Records excerpted from a collection
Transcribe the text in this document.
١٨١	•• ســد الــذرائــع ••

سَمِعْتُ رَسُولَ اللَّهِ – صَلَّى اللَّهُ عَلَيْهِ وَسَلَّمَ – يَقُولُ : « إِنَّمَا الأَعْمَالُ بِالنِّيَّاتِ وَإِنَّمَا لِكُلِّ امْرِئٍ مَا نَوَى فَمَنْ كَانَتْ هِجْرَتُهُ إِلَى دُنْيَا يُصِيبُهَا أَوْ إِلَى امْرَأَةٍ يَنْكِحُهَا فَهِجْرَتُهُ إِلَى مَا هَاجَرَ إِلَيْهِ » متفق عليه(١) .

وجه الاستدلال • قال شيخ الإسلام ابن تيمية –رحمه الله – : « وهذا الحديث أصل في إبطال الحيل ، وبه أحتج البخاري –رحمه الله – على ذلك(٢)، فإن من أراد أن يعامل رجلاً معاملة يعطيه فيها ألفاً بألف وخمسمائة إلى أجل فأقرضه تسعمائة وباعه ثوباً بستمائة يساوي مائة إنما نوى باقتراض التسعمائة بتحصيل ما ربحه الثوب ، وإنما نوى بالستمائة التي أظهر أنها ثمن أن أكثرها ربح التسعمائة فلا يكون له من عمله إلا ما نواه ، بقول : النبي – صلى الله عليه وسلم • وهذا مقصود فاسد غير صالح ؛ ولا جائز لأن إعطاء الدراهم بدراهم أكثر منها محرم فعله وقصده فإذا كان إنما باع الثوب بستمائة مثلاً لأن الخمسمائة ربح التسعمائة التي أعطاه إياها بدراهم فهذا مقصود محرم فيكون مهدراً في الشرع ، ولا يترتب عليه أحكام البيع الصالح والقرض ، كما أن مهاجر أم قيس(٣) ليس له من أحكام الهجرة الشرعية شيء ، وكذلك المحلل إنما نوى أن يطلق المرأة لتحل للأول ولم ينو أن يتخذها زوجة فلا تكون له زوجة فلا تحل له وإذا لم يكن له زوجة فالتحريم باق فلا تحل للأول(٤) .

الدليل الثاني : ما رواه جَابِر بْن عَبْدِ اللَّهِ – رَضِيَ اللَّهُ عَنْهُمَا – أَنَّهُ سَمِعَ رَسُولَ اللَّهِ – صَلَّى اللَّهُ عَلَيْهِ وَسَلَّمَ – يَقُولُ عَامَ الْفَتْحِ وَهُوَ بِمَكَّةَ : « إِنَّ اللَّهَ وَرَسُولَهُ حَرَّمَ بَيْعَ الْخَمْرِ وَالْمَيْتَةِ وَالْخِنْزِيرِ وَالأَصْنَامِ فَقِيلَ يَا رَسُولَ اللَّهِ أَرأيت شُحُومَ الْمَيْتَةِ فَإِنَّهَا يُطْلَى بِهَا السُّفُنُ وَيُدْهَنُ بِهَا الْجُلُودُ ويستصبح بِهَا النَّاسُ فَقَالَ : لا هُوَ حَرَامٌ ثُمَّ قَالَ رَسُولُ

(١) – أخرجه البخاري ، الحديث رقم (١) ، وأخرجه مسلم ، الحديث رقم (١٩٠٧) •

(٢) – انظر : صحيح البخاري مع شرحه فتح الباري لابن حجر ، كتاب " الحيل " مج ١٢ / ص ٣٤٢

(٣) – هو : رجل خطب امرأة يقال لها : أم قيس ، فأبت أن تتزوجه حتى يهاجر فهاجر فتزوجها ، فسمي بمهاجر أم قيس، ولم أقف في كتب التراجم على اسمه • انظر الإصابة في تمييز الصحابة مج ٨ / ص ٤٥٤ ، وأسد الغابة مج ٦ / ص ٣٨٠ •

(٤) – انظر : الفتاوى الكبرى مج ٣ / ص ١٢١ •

- [Your objective] Retype the records above exactly.

- [Full output]
Transcribe the text in this document.
١٨١	•• ســد الــذرائــع ••

سَمِعْتُ رَسُولَ اللَّهِ – صَلَّى اللَّهُ عَلَيْهِ وَسَلَّمَ – يَقُولُ : « إِنَّمَا الأَعْمَالُ بِالنِّيَّاتِ وَإِنَّمَا لِكُلِّ امْرِئٍ مَا نَوَى فَمَنْ كَانَتْ هِجْرَتُهُ إِلَى دُنْيَا يُصِيبُهَا أَوْ إِلَى امْرَأَةٍ يَنْكِحُهَا فَهِجْرَتُهُ إِلَى مَا هَاجَرَ إِلَيْهِ » متفق عليه(١) .

وجه الاستدلال • قال شيخ الإسلام ابن تيمية –رحمه الله – : « وهذا الحديث أصل في إبطال الحيل ، وبه أحتج البخاري –رحمه الله – على ذلك(٢)، فإن من أراد أن يعامل رجلاً معاملة يعطيه فيها ألفاً بألف وخمسمائة إلى أجل فأقرضه تسعمائة وباعه ثوباً بستمائة يساوي مائة إنما نوى باقتراض التسعمائة بتحصيل ما ربحه الثوب ، وإنما نوى بالستمائة التي أظهر أنها ثمن أن أكثرها ربح التسعمائة فلا يكون له من عمله إلا ما نواه ، بقول : النبي – صلى الله عليه وسلم • وهذا مقصود فاسد غير صالح ؛ ولا جائز لأن إعطاء الدراهم بدراهم أكثر منها محرم فعله وقصده فإذا كان إنما باع الثوب بستمائة مثلاً لأن الخمسمائة ربح التسعمائة التي أعطاه إياها بدراهم فهذا مقصود محرم فيكون مهدراً في الشرع ، ولا يترتب عليه أحكام البيع الصالح والقرض ، كما أن مهاجر أم قيس(٣) ليس له من أحكام الهجرة الشرعية شيء ، وكذلك المحلل إنما نوى أن يطلق المرأة لتحل للأول ولم ينو أن يتخذها زوجة فلا تكون له زوجة فلا تحل له وإذا لم يكن له زوجة فالتحريم باق فلا تحل للأول(٤) .

الدليل الثاني : ما رواه جَابِر بْن عَبْدِ اللَّهِ – رَضِيَ اللَّهُ عَنْهُمَا – أَنَّهُ سَمِعَ رَسُولَ اللَّهِ – صَلَّى اللَّهُ عَلَيْهِ وَسَلَّمَ – يَقُولُ عَامَ الْفَتْحِ وَهُوَ بِمَكَّةَ : « إِنَّ اللَّهَ وَرَسُولَهُ حَرَّمَ بَيْعَ الْخَمْرِ وَالْمَيْتَةِ وَالْخِنْزِيرِ وَالأَصْنَامِ فَقِيلَ يَا رَسُولَ اللَّهِ أَرأيت شُحُومَ الْمَيْتَةِ فَإِنَّهَا يُطْلَى بِهَا السُّفُنُ وَيُدْهَنُ بِهَا الْجُلُودُ ويستصبح بِهَا النَّاسُ فَقَالَ : لا هُوَ حَرَامٌ ثُمَّ قَالَ رَسُولُ

(١) – أخرجه البخاري ، الحديث رقم (١) ، وأخرجه مسلم ، الحديث رقم (١٩٠٧) •

(٢) – انظر : صحيح البخاري مع شرحه فتح الباري لابن حجر ، كتاب " الحيل " مج ١٢ / ص ٣٤٢

(٣) – هو : رجل خطب امرأة يقال لها : أم قيس ، فأبت أن تتزوجه حتى يهاجر فهاجر فتزوجها ، فسمي بمهاجر أم قيس، ولم أقف في كتب التراجم على اسمه • انظر الإصابة في تمييز الصحابة مج ٨ / ص ٤٥٤ ، وأسد الغابة مج ٦ / ص ٣٨٠ •

(٤) – انظر : الفتاوى الكبرى مج ٣ / ص ١٢١ •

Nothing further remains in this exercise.